▶ Exercise data:
-=-=-

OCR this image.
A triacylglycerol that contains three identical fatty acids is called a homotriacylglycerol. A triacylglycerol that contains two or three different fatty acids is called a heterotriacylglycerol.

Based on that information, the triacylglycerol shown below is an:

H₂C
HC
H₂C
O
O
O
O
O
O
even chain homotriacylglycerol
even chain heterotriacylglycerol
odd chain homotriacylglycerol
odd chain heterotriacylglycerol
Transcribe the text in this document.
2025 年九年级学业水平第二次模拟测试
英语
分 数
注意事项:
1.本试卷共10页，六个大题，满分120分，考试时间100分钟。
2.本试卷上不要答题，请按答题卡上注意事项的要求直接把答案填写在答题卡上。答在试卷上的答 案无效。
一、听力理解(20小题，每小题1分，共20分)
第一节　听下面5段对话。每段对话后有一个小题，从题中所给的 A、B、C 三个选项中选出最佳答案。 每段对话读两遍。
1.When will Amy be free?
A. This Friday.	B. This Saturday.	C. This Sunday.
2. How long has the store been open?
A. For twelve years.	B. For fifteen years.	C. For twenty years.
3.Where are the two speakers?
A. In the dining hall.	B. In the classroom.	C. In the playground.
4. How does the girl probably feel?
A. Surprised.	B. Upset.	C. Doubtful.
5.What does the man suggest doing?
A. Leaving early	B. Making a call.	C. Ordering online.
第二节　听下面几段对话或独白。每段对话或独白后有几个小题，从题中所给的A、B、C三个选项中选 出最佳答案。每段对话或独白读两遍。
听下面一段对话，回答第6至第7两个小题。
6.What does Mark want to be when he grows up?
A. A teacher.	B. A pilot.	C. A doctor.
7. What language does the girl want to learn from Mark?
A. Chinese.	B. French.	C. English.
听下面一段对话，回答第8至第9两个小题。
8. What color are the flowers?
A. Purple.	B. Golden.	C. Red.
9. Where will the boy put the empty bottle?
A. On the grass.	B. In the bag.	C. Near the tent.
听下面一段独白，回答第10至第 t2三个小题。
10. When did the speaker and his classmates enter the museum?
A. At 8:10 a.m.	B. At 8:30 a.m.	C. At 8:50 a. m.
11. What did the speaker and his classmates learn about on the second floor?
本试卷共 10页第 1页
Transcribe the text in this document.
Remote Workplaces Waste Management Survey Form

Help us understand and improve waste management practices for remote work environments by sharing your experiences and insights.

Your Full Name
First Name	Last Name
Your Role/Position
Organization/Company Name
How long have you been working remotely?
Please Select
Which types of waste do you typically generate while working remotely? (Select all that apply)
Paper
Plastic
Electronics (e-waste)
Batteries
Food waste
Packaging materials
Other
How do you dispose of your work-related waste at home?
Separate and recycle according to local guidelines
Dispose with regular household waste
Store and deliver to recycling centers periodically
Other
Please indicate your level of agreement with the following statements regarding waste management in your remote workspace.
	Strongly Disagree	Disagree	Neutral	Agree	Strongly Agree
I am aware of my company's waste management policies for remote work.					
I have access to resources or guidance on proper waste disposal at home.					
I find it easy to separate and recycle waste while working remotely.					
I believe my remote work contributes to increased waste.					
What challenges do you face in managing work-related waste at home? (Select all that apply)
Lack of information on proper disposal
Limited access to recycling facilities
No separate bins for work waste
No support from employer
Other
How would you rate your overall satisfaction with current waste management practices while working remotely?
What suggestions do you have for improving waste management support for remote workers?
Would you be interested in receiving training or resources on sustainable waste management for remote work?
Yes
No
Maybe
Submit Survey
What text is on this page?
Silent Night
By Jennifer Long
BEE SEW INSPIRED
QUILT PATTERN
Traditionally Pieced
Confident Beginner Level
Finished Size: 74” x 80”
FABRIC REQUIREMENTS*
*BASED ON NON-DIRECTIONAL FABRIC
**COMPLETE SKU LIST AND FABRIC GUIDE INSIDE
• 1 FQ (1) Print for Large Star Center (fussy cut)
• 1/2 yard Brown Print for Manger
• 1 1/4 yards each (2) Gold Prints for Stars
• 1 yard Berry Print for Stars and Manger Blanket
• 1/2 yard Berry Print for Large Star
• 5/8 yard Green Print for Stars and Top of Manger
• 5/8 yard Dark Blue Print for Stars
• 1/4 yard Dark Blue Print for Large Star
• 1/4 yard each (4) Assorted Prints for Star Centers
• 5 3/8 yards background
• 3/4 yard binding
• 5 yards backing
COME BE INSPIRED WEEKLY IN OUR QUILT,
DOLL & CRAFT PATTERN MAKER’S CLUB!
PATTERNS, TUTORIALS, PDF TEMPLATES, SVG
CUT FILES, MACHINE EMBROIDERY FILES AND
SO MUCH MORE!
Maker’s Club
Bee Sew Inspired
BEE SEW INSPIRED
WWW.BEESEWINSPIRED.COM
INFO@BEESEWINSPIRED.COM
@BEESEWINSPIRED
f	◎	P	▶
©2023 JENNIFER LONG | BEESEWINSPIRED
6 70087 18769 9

-=-=-

▶ Task to carry out: Going through the entries above line by line, work out how many lines include the word "will". Only the number is required.

▶ Answer to the task: 2